— START DATA TO PROCESS —

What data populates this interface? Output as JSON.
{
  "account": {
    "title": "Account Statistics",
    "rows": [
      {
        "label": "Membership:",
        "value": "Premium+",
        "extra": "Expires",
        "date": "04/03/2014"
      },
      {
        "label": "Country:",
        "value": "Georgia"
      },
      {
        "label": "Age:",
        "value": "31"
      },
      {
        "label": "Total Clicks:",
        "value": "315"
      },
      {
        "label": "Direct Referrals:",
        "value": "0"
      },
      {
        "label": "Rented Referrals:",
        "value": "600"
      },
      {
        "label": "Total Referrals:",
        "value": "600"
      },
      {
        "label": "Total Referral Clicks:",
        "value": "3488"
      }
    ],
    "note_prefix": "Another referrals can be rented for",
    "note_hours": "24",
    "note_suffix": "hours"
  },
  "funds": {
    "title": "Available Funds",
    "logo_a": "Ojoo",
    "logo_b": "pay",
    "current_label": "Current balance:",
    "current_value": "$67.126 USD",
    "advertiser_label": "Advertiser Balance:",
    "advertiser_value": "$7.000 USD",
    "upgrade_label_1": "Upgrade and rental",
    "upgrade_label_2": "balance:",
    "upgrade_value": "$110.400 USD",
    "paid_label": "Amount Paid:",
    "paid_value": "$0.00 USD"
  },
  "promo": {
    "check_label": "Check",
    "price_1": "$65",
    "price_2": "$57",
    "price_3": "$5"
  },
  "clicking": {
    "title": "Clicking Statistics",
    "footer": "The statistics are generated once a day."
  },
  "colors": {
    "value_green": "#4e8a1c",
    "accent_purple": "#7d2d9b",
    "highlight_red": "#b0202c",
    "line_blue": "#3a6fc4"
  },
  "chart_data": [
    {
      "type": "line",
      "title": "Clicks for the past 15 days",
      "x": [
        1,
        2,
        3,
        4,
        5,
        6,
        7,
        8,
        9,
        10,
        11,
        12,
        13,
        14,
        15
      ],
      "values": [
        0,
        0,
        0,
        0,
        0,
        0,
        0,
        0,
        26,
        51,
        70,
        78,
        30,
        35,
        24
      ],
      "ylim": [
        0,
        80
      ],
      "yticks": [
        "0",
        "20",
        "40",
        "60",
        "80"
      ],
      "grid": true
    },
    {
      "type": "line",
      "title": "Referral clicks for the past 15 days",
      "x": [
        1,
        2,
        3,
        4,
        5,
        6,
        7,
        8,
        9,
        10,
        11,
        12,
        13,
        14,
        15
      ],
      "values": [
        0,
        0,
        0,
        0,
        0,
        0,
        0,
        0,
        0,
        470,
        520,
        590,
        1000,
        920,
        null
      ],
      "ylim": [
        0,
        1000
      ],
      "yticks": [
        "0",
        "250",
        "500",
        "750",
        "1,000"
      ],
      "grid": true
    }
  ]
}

— END DATA TO PROCESS —

REQUEST — From the data above, copy each line that holds "days".

SOLUTION TO THIS TASK —
      "title": "Clicks for the past 15 days",
      "title": "Referral clicks for the past 15 days",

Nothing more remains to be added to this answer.